*EXTRACTED MATERIAL*
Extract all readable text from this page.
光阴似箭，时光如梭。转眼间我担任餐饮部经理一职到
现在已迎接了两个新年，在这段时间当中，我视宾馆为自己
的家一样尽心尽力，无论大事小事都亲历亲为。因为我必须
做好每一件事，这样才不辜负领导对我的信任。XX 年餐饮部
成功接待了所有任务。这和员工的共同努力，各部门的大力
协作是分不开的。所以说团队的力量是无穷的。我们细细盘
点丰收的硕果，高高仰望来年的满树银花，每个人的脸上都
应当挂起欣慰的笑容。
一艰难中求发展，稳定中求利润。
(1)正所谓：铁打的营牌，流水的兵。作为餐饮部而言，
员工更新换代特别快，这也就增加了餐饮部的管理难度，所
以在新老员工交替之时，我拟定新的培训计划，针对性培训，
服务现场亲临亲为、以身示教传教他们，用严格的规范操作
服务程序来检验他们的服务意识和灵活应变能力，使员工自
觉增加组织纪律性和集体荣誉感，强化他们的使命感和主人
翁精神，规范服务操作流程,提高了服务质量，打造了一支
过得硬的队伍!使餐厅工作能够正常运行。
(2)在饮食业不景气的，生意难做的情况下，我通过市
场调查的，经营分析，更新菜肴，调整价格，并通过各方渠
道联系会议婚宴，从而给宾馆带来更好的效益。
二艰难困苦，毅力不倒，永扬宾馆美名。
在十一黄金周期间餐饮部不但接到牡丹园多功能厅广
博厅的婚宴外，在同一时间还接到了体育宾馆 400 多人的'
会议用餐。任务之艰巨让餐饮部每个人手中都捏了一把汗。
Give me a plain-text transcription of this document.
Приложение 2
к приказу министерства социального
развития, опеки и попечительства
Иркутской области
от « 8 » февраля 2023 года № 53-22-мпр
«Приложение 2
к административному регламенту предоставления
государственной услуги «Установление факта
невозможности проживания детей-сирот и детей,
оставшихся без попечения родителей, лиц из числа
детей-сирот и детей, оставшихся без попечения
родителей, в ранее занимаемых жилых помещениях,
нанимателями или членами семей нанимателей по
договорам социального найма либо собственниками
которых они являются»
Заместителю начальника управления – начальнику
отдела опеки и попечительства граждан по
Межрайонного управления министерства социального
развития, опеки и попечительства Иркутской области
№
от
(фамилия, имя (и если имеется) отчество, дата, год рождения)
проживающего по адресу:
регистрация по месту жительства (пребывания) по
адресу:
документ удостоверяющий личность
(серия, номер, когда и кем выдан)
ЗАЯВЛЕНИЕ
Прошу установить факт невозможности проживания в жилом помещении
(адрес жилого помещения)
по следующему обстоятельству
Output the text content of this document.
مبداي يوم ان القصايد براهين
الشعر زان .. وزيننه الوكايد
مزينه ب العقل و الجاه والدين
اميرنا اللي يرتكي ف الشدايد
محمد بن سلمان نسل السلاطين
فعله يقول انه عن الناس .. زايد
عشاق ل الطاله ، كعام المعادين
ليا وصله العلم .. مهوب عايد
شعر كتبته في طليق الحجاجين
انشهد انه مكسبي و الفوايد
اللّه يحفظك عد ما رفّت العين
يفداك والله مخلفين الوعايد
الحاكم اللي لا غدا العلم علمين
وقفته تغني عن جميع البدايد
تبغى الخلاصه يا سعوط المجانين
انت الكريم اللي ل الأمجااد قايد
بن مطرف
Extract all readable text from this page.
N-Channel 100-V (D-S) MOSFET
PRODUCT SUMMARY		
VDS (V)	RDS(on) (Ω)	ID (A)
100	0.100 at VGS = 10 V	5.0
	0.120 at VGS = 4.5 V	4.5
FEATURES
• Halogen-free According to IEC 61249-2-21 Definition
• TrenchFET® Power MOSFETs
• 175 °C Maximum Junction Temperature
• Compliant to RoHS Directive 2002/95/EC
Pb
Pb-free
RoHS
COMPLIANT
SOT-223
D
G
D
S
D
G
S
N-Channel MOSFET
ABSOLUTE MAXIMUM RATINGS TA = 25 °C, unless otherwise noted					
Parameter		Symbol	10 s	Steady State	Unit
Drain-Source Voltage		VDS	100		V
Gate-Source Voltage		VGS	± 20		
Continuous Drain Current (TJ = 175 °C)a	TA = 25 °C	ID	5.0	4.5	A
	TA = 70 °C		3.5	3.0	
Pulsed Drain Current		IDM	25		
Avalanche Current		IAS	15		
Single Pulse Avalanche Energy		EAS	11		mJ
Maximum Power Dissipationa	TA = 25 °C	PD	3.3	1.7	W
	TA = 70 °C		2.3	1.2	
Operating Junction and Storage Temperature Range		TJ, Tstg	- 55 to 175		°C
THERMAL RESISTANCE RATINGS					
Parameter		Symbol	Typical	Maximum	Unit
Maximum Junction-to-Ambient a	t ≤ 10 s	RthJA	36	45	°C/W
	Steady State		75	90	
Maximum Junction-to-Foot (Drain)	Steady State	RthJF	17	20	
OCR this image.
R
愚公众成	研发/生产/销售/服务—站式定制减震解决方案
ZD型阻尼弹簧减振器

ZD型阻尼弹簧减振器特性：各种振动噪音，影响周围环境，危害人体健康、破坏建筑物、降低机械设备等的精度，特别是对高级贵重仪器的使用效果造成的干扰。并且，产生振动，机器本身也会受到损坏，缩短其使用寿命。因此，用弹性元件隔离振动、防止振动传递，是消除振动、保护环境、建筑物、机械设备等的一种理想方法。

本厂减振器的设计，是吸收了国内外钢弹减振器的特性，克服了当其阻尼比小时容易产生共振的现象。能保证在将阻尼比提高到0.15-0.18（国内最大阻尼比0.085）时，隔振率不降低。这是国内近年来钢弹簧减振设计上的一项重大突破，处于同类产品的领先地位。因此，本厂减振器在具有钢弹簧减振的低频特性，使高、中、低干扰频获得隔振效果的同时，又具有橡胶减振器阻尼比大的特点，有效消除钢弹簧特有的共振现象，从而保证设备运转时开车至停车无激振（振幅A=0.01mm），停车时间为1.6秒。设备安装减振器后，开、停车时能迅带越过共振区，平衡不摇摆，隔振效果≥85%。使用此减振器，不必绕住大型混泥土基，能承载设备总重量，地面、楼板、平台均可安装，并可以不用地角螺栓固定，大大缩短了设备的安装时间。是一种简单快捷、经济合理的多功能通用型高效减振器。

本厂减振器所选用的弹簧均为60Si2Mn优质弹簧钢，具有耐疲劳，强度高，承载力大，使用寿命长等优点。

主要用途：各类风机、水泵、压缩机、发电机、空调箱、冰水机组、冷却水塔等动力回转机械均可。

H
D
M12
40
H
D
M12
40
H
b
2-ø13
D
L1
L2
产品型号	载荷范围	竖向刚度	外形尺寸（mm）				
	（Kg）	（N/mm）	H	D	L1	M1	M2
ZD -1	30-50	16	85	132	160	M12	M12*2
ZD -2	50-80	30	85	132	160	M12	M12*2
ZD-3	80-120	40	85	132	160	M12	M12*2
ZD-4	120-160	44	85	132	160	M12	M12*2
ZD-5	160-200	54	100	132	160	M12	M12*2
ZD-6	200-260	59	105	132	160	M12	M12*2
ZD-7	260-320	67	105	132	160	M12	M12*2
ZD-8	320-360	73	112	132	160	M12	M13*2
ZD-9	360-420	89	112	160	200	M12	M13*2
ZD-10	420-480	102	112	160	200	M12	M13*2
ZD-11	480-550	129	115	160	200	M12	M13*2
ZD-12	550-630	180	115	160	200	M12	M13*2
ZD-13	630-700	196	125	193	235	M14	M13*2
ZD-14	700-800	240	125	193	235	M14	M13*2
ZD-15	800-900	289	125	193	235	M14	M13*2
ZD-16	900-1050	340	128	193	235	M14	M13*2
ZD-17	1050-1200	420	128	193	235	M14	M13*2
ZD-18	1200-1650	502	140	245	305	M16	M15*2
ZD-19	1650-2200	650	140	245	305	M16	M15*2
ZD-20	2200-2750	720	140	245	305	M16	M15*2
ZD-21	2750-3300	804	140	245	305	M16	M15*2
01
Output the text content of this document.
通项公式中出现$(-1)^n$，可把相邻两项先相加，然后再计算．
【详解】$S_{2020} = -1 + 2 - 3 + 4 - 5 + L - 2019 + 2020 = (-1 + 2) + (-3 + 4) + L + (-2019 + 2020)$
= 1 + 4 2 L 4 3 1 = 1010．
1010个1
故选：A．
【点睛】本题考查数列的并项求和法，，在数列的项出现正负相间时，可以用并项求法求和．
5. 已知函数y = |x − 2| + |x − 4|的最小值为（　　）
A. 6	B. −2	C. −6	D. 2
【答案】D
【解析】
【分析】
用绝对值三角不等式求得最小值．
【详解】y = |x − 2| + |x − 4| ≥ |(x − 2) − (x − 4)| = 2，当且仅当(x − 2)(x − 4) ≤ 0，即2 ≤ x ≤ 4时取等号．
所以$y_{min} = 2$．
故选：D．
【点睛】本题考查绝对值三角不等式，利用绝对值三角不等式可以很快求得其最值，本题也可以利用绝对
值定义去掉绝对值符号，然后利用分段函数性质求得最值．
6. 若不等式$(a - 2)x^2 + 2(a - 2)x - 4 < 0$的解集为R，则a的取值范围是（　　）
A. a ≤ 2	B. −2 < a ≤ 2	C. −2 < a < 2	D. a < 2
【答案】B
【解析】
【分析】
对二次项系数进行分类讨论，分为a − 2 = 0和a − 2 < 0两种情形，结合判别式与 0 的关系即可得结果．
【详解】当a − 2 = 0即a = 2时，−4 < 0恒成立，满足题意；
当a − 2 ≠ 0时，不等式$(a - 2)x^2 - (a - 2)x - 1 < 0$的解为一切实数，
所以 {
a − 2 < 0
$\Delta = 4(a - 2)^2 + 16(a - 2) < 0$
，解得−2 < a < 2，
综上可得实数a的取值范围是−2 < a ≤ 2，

*JOB*
Above are records; say how many of their lines contain the word "RoHS", giving only the number.

*RESPONSE TO THE TASK*
2